REQUIRED WORK:
Reproduce each line exactly, including spacing and punctuation.

Stored items:
= = = = = = =
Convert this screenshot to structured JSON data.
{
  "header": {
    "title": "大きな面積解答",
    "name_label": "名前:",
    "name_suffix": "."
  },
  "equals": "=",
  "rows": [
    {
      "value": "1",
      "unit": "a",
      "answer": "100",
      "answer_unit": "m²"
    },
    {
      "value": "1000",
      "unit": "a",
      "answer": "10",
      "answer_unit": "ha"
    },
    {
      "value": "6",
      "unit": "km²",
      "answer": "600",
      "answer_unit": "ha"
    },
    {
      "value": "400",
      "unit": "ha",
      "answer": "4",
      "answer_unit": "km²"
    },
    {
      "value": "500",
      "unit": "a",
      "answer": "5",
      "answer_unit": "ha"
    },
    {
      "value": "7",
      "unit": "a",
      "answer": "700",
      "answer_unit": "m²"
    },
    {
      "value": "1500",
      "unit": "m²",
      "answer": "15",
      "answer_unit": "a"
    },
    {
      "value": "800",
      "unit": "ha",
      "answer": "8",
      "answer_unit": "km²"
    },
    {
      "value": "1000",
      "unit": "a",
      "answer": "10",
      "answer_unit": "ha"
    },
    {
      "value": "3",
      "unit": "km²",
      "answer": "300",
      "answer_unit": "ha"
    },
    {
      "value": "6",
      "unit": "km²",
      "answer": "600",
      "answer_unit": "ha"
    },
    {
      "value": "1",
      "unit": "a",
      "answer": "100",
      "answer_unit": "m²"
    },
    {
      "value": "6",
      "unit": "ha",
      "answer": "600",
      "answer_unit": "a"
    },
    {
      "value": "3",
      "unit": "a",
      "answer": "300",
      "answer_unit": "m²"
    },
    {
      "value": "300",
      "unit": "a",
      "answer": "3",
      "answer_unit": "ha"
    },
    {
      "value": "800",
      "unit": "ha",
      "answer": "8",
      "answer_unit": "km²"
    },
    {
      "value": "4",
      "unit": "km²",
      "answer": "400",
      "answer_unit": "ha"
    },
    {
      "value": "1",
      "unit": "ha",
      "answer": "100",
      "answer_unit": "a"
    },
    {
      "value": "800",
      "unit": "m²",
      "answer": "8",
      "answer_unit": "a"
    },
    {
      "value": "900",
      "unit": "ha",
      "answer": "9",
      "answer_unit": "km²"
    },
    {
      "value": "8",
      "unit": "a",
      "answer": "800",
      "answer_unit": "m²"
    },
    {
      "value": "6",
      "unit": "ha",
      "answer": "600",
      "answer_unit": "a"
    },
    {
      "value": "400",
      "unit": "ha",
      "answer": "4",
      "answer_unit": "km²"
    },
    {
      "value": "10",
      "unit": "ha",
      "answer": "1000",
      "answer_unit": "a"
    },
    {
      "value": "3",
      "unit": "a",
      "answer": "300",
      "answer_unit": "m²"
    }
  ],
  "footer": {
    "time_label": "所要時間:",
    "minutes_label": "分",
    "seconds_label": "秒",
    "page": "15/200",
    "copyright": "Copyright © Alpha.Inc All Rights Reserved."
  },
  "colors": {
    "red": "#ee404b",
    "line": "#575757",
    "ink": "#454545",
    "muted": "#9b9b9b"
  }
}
= = = = = = =
ANSWER IN FULL:
Convert this screenshot to structured JSON data.
{
  "header": {
    "title": "大きな面積解答",
    "name_label": "名前:",
    "name_suffix": "."
  },
  "equals": "=",
  "rows": [
    {
      "value": "1",
      "unit": "a",
      "answer": "100",
      "answer_unit": "m²"
    },
    {
      "value": "1000",
      "unit": "a",
      "answer": "10",
      "answer_unit": "ha"
    },
    {
      "value": "6",
      "unit": "km²",
      "answer": "600",
      "answer_unit": "ha"
    },
    {
      "value": "400",
      "unit": "ha",
      "answer": "4",
      "answer_unit": "km²"
    },
    {
      "value": "500",
      "unit": "a",
      "answer": "5",
      "answer_unit": "ha"
    },
    {
      "value": "7",
      "unit": "a",
      "answer": "700",
      "answer_unit": "m²"
    },
    {
      "value": "1500",
      "unit": "m²",
      "answer": "15",
      "answer_unit": "a"
    },
    {
      "value": "800",
      "unit": "ha",
      "answer": "8",
      "answer_unit": "km²"
    },
    {
      "value": "1000",
      "unit": "a",
      "answer": "10",
      "answer_unit": "ha"
    },
    {
      "value": "3",
      "unit": "km²",
      "answer": "300",
      "answer_unit": "ha"
    },
    {
      "value": "6",
      "unit": "km²",
      "answer": "600",
      "answer_unit": "ha"
    },
    {
      "value": "1",
      "unit": "a",
      "answer": "100",
      "answer_unit": "m²"
    },
    {
      "value": "6",
      "unit": "ha",
      "answer": "600",
      "answer_unit": "a"
    },
    {
      "value": "3",
      "unit": "a",
      "answer": "300",
      "answer_unit": "m²"
    },
    {
      "value": "300",
      "unit": "a",
      "answer": "3",
      "answer_unit": "ha"
    },
    {
      "value": "800",
      "unit": "ha",
      "answer": "8",
      "answer_unit": "km²"
    },
    {
      "value": "4",
      "unit": "km²",
      "answer": "400",
      "answer_unit": "ha"
    },
    {
      "value": "1",
      "unit": "ha",
      "answer": "100",
      "answer_unit": "a"
    },
    {
      "value": "800",
      "unit": "m²",
      "answer": "8",
      "answer_unit": "a"
    },
    {
      "value": "900",
      "unit": "ha",
      "answer": "9",
      "answer_unit": "km²"
    },
    {
      "value": "8",
      "unit": "a",
      "answer": "800",
      "answer_unit": "m²"
    },
    {
      "value": "6",
      "unit": "ha",
      "answer": "600",
      "answer_unit": "a"
    },
    {
      "value": "400",
      "unit": "ha",
      "answer": "4",
      "answer_unit": "km²"
    },
    {
      "value": "10",
      "unit": "ha",
      "answer": "1000",
      "answer_unit": "a"
    },
    {
      "value": "3",
      "unit": "a",
      "answer": "300",
      "answer_unit": "m²"
    }
  ],
  "footer": {
    "time_label": "所要時間:",
    "minutes_label": "分",
    "seconds_label": "秒",
    "page": "15/200",
    "copyright": "Copyright © Alpha.Inc All Rights Reserved."
  },
  "colors": {
    "red": "#ee404b",
    "line": "#575757",
    "ink": "#454545",
    "muted": "#9b9b9b"
  }
}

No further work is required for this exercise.